ENTRIES ::
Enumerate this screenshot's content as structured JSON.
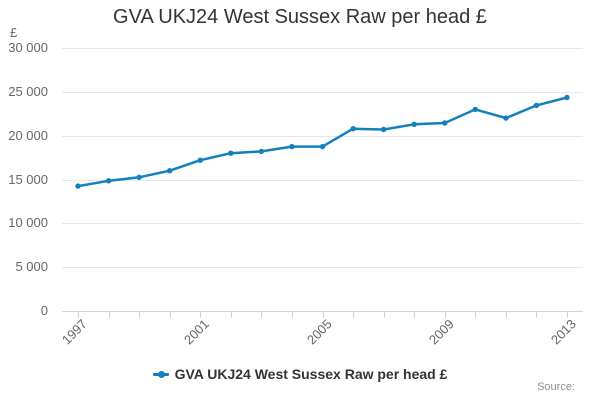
{
  "header": {
    "title": "GVA UKJ24 West Sussex Raw per head £"
  },
  "chart_data": {
    "type": "line",
    "title": "GVA UKJ24 West Sussex Raw per head £",
    "y_unit_label": "£",
    "categories": [
      "1997",
      "1998",
      "1999",
      "2000",
      "2001",
      "2002",
      "2003",
      "2004",
      "2005",
      "2006",
      "2007",
      "2008",
      "2009",
      "2010",
      "2011",
      "2012",
      "2013"
    ],
    "series": [
      {
        "name": "GVA UKJ24 West Sussex Raw per head £",
        "color": "#1380be",
        "values": [
          14250,
          14850,
          15250,
          16000,
          17200,
          18000,
          18200,
          18750,
          18750,
          20800,
          20700,
          21300,
          21450,
          23000,
          22000,
          23450,
          24350
        ]
      }
    ],
    "ylim": [
      0,
      30000
    ],
    "y_ticks": [
      0,
      5000,
      10000,
      15000,
      20000,
      25000,
      30000
    ],
    "y_tick_labels": [
      "0",
      "5 000",
      "10 000",
      "15 000",
      "20 000",
      "25 000",
      "30 000"
    ],
    "x_label_every": 4,
    "x_tick_labels_visible": [
      "1997",
      "2001",
      "2005",
      "2009",
      "2013"
    ],
    "grid": "horizontal",
    "legend_position": "bottom",
    "colors": {
      "grid": "#e6e6e6",
      "axis": "#ccd6e0",
      "tick_label": "#666666",
      "title": "#333333"
    }
  },
  "legend": {
    "label": "GVA UKJ24 West Sussex Raw per head £"
  },
  "footer": {
    "source_label": "Source:"
  }
}
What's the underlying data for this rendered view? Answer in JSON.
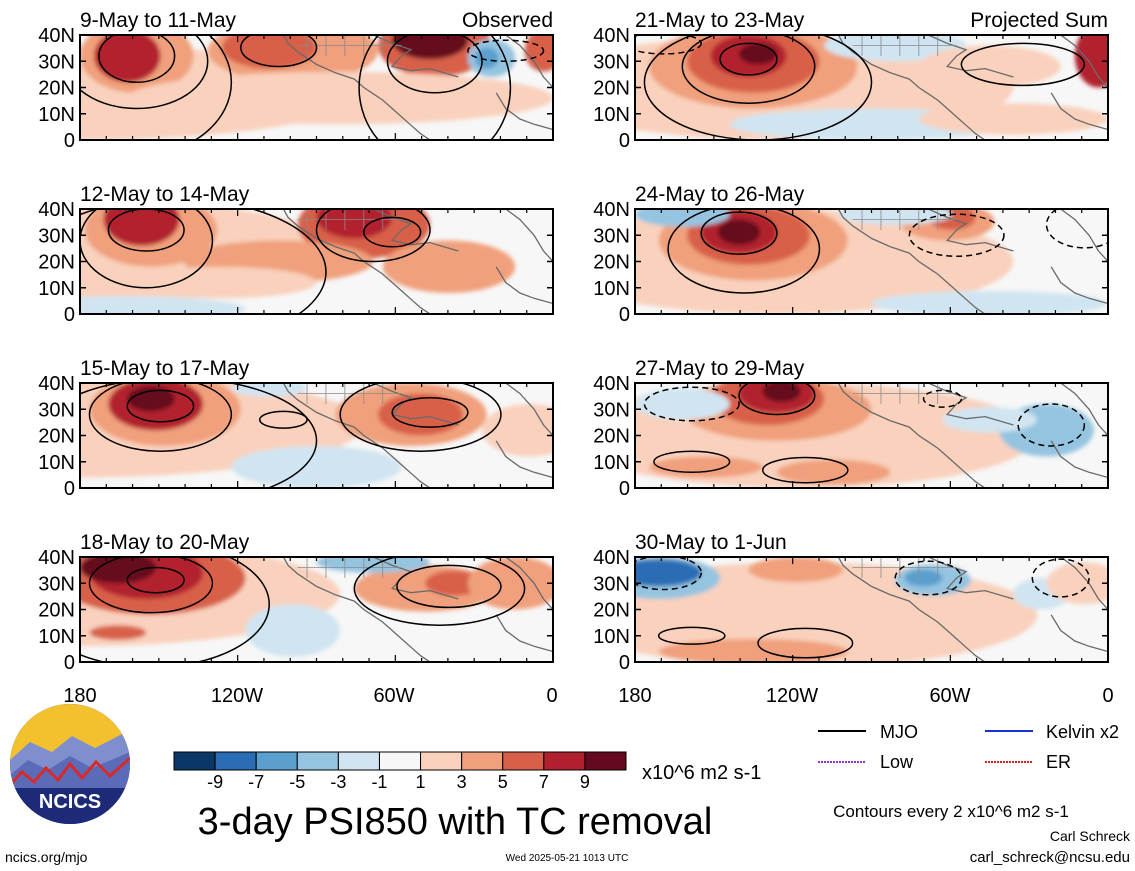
{
  "panels": [
    {
      "period": "9-May to 11-May",
      "tag": "Observed"
    },
    {
      "period": "12-May to 14-May",
      "tag": ""
    },
    {
      "period": "15-May to 17-May",
      "tag": ""
    },
    {
      "period": "18-May to 20-May",
      "tag": ""
    },
    {
      "period": "21-May to 23-May",
      "tag": "Projected Sum"
    },
    {
      "period": "24-May to 26-May",
      "tag": ""
    },
    {
      "period": "27-May to 29-May",
      "tag": ""
    },
    {
      "period": "30-May to 1-Jun",
      "tag": ""
    }
  ],
  "lat_labels": [
    "40N",
    "30N",
    "20N",
    "10N",
    "0"
  ],
  "lon_labels": [
    "180",
    "120W",
    "60W",
    "0"
  ],
  "colorbar": {
    "tick_labels": [
      "-9",
      "-7",
      "-5",
      "-3",
      "-1",
      "1",
      "3",
      "5",
      "7",
      "9"
    ],
    "colors": [
      "#0b3766",
      "#2a6db4",
      "#5a9fce",
      "#95c4e0",
      "#d0e5f1",
      "#f7f7f7",
      "#f9d1bd",
      "#f0a07c",
      "#d8604a",
      "#b1202f",
      "#650a1e"
    ],
    "unit": "x10^6 m2 s-1"
  },
  "legend": [
    {
      "name": "MJO",
      "color": "#000000"
    },
    {
      "name": "Kelvin x2",
      "color": "#1f2fd6"
    },
    {
      "name": "Low",
      "color": "#9b30d9"
    },
    {
      "name": "ER",
      "color": "#e02020"
    }
  ],
  "title": "3-day PSI850 with TC removal",
  "contour_note": "Contours every 2 x10^6 m2 s-1",
  "author": "Carl Schreck",
  "email": "carl_schreck@ncsu.edu",
  "url": "ncics.org/mjo",
  "timestamp": "Wed 2025-05-21 1013 UTC",
  "logo_text": "NCICS"
}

WHAT YOU HAVE TO DO :: Pick out the lines containing the string "JSON".

THE RESPONSE ::
Enumerate this screenshot's content as structured JSON.
What's the underlying data for this rendered view? Answer in JSON.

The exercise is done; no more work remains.